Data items
########################################

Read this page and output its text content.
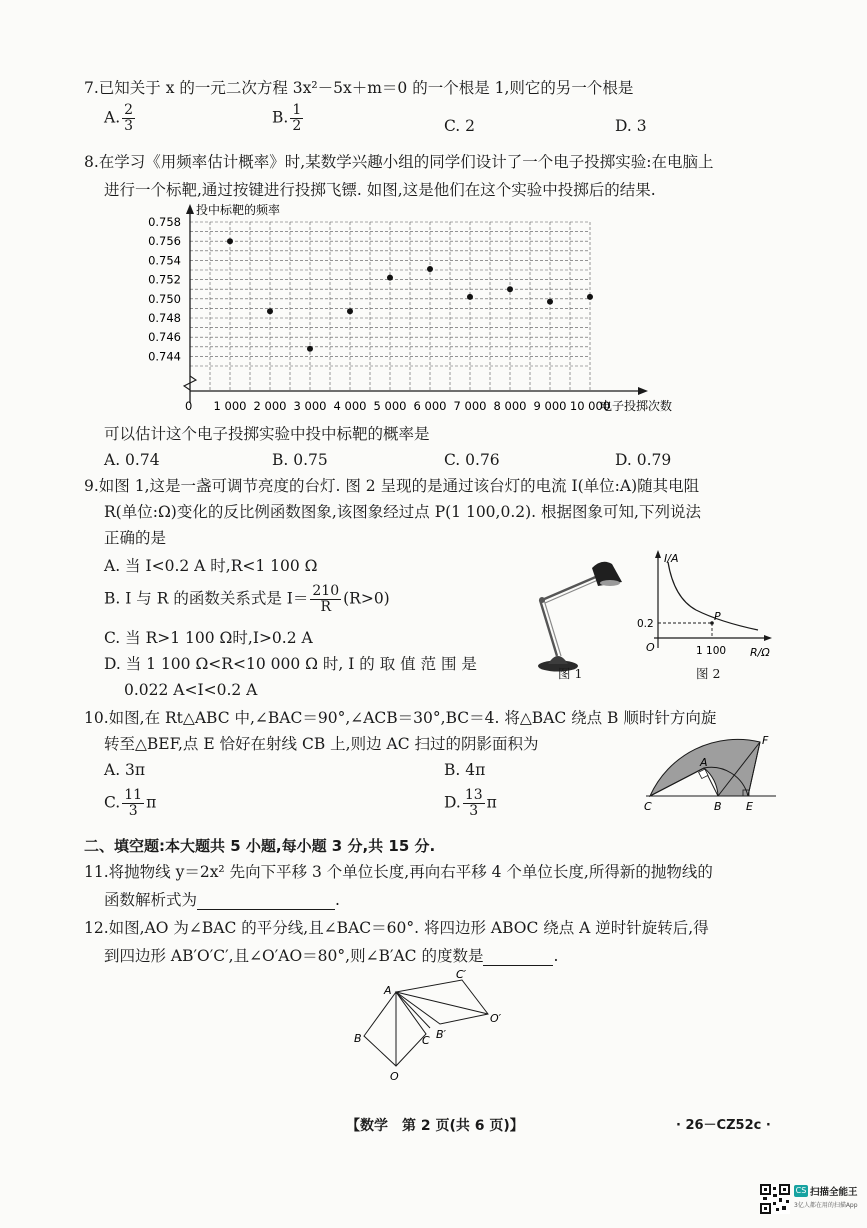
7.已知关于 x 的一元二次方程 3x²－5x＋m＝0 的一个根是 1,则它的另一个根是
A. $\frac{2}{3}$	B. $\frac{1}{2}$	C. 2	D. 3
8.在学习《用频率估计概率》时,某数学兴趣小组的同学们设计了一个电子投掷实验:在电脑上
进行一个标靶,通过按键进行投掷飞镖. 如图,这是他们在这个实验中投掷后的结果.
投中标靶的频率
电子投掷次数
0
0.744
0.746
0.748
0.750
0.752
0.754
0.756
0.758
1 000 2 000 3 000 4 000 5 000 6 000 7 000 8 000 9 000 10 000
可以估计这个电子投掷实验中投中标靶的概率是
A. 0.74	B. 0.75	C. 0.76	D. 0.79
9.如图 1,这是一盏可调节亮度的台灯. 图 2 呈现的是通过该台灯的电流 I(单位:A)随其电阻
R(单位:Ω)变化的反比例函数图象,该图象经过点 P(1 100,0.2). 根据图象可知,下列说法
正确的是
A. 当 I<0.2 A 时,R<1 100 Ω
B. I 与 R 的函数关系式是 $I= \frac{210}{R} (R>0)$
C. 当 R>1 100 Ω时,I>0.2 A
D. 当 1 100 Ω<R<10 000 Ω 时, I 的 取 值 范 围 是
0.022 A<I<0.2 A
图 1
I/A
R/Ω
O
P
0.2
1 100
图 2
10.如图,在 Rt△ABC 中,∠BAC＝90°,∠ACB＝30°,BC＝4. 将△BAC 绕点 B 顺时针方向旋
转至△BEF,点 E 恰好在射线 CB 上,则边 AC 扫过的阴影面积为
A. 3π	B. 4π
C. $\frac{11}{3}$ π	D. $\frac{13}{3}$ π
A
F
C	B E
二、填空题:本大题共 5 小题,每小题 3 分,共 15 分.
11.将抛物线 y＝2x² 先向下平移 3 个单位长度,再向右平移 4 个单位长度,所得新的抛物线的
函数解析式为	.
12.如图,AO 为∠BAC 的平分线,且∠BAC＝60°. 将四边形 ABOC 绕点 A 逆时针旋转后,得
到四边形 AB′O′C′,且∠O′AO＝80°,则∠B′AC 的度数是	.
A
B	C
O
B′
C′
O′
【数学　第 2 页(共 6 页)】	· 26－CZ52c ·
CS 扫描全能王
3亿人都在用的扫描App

########################################

- [Stated problem] Omit the pictures, then quote the rest of the material above exactly.

- [Problem solution]
Read this page and output its text content.
7.已知关于 x 的一元二次方程 3x²－5x＋m＝0 的一个根是 1,则它的另一个根是
A. $\frac{2}{3}$	B. $\frac{1}{2}$	C. 2	D. 3
8.在学习《用频率估计概率》时,某数学兴趣小组的同学们设计了一个电子投掷实验:在电脑上
进行一个标靶,通过按键进行投掷飞镖. 如图,这是他们在这个实验中投掷后的结果.
投中标靶的频率
电子投掷次数
0
0.744
0.746
0.748
0.750
0.752
0.754
0.756
0.758
1 000 2 000 3 000 4 000 5 000 6 000 7 000 8 000 9 000 10 000
可以估计这个电子投掷实验中投中标靶的概率是
A. 0.74	B. 0.75	C. 0.76	D. 0.79
9.如图 1,这是一盏可调节亮度的台灯. 图 2 呈现的是通过该台灯的电流 I(单位:A)随其电阻
R(单位:Ω)变化的反比例函数图象,该图象经过点 P(1 100,0.2). 根据图象可知,下列说法
正确的是
A. 当 I<0.2 A 时,R<1 100 Ω
B. I 与 R 的函数关系式是 $I= \frac{210}{R} (R>0)$
C. 当 R>1 100 Ω时,I>0.2 A
D. 当 1 100 Ω<R<10 000 Ω 时, I 的 取 值 范 围 是
0.022 A<I<0.2 A
图 1
I/A
R/Ω
O
P
0.2
1 100
图 2
10.如图,在 Rt△ABC 中,∠BAC＝90°,∠ACB＝30°,BC＝4. 将△BAC 绕点 B 顺时针方向旋
转至△BEF,点 E 恰好在射线 CB 上,则边 AC 扫过的阴影面积为
A. 3π	B. 4π
C. $\frac{11}{3}$ π	D. $\frac{13}{3}$ π
A
F
C	B E
二、填空题:本大题共 5 小题,每小题 3 分,共 15 分.
11.将抛物线 y＝2x² 先向下平移 3 个单位长度,再向右平移 4 个单位长度,所得新的抛物线的
函数解析式为	.
12.如图,AO 为∠BAC 的平分线,且∠BAC＝60°. 将四边形 ABOC 绕点 A 逆时针旋转后,得
到四边形 AB′O′C′,且∠O′AO＝80°,则∠B′AC 的度数是	.
A
B	C
O
B′
C′
O′
【数学　第 2 页(共 6 页)】	· 26－CZ52c ·
CS 扫描全能王
3亿人都在用的扫描App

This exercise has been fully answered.